### AIM
Find how many lines contain "yang" and state only that number.

### RAW DATA

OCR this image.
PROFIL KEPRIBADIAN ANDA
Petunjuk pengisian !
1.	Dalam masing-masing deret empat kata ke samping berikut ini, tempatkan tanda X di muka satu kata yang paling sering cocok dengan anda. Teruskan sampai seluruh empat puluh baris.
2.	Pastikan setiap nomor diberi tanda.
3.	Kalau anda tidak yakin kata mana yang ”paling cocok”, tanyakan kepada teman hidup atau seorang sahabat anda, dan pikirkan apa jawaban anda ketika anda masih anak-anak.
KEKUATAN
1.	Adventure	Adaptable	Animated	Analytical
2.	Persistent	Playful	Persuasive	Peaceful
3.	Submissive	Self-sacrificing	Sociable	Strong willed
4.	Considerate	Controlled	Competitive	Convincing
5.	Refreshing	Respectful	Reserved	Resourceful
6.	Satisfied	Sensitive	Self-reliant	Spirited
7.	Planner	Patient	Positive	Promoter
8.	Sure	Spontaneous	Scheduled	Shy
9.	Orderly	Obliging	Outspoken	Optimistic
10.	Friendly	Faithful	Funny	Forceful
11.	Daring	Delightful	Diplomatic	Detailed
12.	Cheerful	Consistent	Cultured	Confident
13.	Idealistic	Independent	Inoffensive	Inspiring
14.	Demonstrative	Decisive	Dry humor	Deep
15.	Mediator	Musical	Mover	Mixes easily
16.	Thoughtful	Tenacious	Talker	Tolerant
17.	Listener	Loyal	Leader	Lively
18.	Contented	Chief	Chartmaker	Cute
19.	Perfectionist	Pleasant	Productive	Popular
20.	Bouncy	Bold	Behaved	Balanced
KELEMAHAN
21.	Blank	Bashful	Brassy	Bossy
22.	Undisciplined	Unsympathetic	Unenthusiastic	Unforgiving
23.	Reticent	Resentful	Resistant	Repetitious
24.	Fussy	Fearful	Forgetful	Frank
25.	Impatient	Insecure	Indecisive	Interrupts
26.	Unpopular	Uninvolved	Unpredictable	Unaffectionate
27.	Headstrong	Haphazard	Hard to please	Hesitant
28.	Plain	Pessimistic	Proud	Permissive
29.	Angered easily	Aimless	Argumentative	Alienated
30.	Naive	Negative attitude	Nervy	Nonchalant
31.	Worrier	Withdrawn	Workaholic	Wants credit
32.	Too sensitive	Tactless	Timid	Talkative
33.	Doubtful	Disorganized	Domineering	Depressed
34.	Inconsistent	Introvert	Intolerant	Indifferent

### PROBLEM SOLUTION
2